§ **Problem**
List all lines in the material below that contain "Pévèle".

§ **Collected data**
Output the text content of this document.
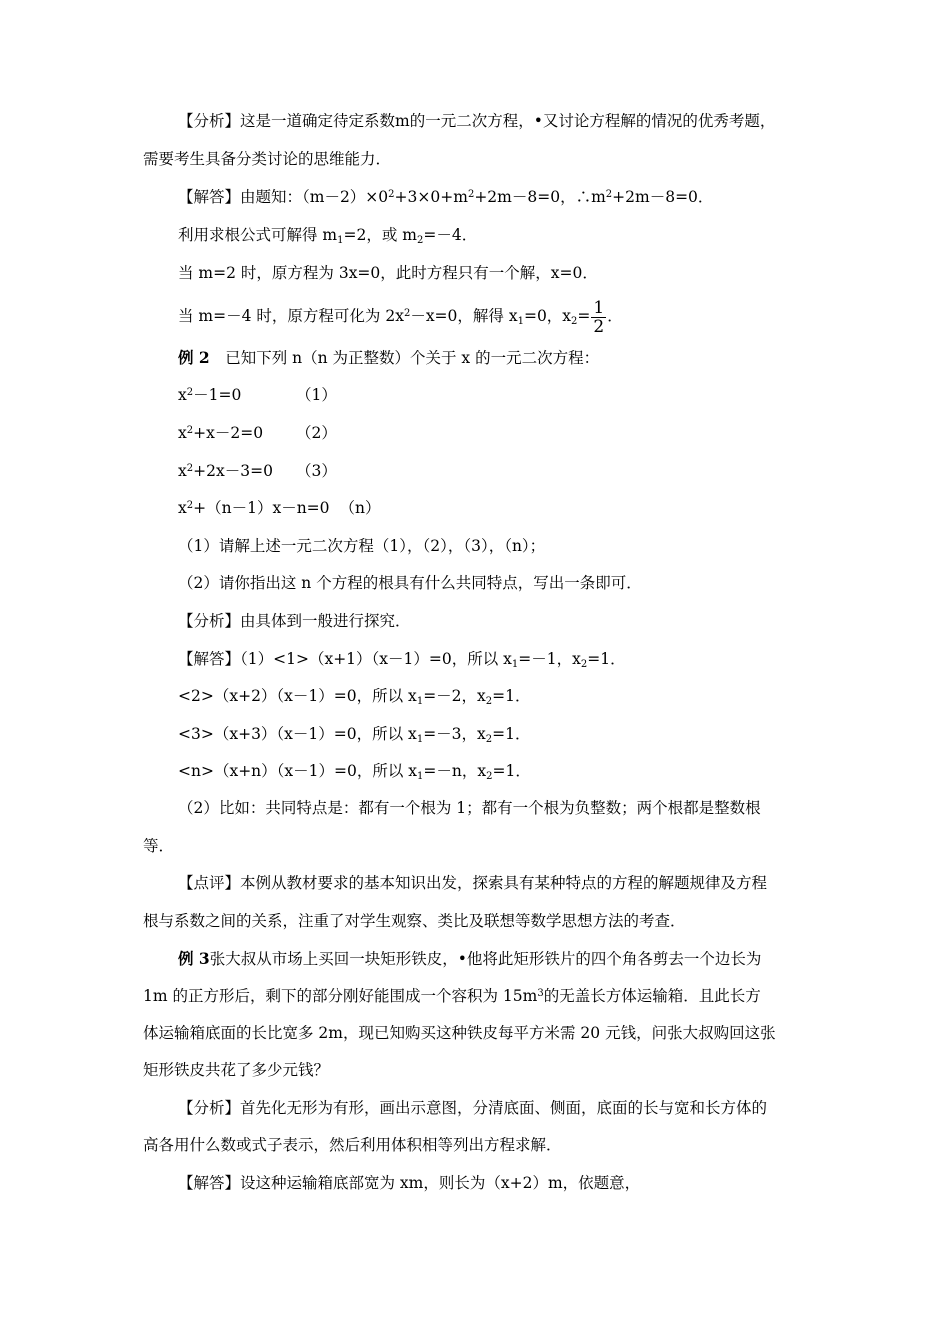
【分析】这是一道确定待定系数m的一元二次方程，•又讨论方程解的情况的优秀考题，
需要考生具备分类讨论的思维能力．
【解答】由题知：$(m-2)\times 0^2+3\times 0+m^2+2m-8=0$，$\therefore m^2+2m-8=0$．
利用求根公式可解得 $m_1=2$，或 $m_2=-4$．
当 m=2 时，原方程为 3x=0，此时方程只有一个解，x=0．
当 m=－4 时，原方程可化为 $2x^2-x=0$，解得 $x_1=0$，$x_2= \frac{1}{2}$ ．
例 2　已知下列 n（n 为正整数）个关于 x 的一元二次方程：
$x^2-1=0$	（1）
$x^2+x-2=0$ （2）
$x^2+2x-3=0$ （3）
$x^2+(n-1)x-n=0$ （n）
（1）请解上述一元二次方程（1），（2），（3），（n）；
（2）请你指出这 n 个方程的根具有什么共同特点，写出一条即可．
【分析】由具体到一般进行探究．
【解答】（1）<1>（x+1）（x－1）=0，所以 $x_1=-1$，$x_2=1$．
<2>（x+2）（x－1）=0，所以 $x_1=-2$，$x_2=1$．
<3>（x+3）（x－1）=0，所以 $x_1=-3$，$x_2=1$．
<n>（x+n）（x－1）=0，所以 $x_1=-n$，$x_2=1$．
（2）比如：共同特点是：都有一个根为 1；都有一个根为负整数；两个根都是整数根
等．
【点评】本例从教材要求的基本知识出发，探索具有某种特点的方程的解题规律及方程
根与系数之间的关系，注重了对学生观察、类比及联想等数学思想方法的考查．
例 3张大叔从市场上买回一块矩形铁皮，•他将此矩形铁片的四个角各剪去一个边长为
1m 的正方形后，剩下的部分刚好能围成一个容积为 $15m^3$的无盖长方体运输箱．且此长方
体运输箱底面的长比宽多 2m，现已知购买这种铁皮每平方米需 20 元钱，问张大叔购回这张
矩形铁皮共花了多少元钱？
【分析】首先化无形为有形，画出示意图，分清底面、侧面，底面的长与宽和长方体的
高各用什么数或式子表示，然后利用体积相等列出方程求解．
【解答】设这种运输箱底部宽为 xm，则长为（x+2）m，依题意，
...
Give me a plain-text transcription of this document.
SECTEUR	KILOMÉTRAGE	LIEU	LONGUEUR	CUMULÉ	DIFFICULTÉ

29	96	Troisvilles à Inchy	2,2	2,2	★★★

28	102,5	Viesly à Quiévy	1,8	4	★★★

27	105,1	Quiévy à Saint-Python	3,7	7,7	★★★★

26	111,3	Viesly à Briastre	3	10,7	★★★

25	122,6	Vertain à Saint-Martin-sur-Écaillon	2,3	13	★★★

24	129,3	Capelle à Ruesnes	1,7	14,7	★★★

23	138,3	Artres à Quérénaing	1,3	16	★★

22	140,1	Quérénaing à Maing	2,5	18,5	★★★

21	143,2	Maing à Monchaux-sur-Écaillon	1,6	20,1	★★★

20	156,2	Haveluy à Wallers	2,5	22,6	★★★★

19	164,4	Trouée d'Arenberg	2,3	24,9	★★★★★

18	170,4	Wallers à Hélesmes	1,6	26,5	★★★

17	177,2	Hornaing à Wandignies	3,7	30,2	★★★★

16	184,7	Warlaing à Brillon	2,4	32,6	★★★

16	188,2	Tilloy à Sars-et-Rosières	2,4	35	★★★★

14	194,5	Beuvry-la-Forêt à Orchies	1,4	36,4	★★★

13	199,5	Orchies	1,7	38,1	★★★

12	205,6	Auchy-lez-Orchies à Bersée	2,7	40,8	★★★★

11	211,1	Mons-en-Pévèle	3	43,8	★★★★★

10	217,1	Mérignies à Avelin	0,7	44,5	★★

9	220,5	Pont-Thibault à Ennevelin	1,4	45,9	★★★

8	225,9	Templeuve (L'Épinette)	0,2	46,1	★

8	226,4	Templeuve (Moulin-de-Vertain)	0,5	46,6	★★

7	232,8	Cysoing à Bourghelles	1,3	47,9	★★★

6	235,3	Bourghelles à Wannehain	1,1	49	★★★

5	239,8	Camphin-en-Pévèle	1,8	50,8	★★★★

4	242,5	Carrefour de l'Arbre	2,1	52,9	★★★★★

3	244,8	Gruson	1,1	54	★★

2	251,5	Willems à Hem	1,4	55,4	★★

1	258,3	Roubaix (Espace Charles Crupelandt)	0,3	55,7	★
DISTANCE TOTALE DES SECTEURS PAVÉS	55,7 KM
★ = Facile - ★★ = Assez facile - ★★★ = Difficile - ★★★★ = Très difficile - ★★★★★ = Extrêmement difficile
==
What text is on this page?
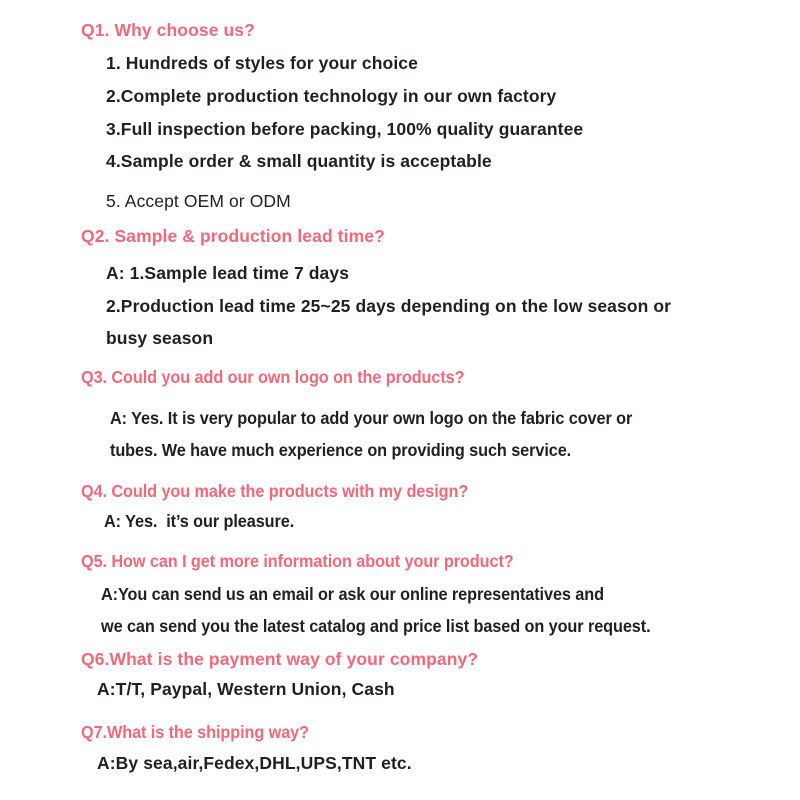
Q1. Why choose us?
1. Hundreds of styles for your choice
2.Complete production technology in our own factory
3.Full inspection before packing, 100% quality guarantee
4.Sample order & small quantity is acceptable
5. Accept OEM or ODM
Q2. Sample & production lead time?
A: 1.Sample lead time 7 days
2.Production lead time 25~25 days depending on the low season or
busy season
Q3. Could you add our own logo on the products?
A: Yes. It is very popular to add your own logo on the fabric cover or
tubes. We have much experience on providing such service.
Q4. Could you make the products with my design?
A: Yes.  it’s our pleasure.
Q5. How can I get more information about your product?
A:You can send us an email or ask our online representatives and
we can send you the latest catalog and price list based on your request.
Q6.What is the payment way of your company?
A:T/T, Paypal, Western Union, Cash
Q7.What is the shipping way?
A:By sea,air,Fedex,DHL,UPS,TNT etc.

§ **Exercise answer**
11	211,1	Mons-en-Pévèle	3	43,8	★★★★★
5	239,8	Camphin-en-Pévèle	1,8	50,8	★★★★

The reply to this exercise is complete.